What to do:
Work out how many lines of the records hold the string "false", and reply with that number alone.
■ ■ ■
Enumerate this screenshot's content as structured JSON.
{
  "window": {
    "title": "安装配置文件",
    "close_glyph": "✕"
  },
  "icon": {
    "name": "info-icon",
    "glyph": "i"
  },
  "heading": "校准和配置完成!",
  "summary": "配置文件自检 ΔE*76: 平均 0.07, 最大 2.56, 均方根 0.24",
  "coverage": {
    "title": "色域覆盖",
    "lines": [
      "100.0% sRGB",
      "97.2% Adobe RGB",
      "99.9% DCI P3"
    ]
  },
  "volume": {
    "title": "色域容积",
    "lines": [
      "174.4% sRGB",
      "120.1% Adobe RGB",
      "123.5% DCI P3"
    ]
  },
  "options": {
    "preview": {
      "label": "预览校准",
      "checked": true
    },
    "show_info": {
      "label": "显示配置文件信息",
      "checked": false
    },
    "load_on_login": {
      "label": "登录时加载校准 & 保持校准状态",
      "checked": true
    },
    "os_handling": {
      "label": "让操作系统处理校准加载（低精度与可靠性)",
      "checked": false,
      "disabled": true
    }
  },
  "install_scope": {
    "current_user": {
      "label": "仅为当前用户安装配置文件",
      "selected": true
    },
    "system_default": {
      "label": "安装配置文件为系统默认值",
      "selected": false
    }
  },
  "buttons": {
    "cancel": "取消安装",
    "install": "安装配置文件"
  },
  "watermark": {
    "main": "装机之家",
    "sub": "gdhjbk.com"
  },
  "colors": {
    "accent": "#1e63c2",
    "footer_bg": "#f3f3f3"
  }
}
■ ■ ■
Task output:
3